> **WRITTEN REQUEST**
Only lines with the word "icon" are needed; collect each of them from the listing below.

• • • •

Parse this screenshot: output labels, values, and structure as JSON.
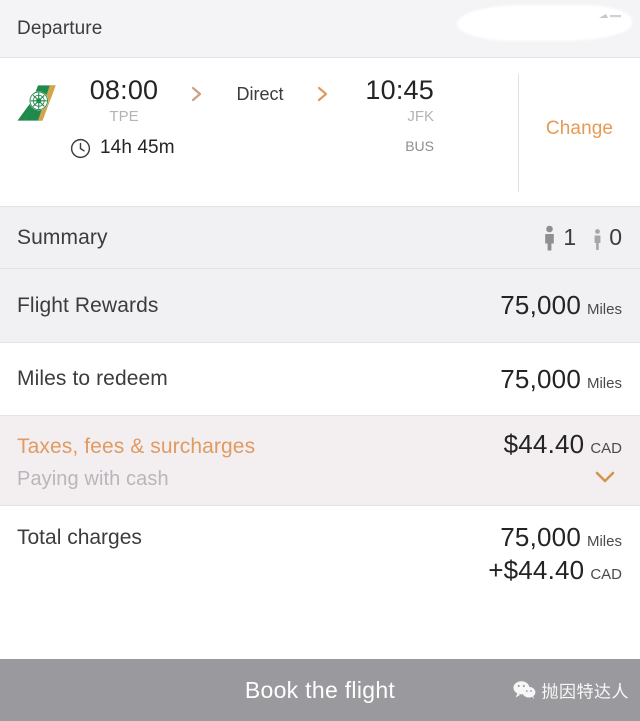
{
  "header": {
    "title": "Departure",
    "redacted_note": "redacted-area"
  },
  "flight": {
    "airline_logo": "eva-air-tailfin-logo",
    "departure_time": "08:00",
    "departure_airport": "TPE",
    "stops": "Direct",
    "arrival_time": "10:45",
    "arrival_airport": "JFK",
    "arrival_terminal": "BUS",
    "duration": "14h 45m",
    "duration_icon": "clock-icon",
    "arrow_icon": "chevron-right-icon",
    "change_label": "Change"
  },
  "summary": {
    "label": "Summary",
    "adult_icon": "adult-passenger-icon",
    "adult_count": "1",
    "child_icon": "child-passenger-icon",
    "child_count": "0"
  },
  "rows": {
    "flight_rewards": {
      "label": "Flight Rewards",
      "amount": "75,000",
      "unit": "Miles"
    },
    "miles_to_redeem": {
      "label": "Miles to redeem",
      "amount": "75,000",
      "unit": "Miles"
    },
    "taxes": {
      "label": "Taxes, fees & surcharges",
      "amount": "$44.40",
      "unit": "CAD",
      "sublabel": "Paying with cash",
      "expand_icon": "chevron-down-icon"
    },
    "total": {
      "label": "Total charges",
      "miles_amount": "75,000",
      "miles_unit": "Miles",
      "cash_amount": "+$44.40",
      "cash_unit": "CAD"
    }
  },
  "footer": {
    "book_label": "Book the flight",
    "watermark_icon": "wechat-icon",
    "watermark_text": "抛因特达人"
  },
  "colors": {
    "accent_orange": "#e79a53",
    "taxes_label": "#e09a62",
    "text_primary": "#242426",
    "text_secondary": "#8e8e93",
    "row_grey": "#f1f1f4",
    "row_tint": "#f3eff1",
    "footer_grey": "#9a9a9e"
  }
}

• • • •

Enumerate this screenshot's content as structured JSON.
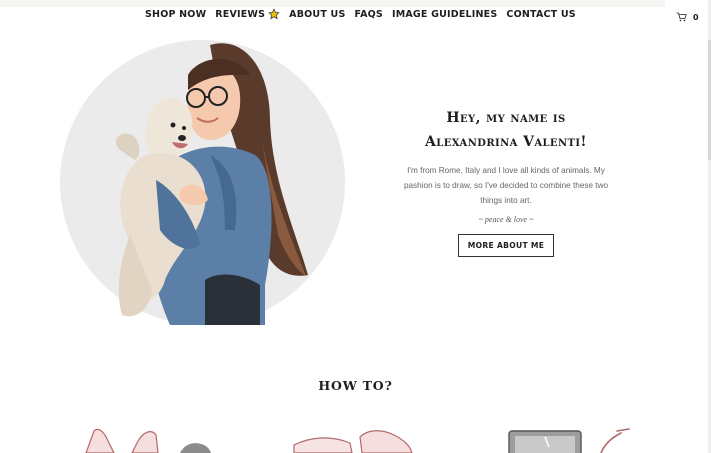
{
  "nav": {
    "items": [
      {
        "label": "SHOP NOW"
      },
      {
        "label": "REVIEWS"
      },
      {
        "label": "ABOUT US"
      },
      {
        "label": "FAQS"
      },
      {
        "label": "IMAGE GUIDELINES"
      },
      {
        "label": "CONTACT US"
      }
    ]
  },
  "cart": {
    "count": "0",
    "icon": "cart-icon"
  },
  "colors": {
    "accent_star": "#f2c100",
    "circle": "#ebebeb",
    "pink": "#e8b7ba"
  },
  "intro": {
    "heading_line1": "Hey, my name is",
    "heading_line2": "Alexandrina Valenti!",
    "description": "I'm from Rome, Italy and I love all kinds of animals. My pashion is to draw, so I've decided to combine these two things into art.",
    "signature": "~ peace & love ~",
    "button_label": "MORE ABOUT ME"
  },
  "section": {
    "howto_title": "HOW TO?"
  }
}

• • • •

> **THE OUTPUT**
    "duration_icon": "clock-icon",
    "arrow_icon": "chevron-right-icon",
    "adult_icon": "adult-passenger-icon",
    "child_icon": "child-passenger-icon",
      "expand_icon": "chevron-down-icon"
    "watermark_icon": "wechat-icon",
    "icon": "cart-icon"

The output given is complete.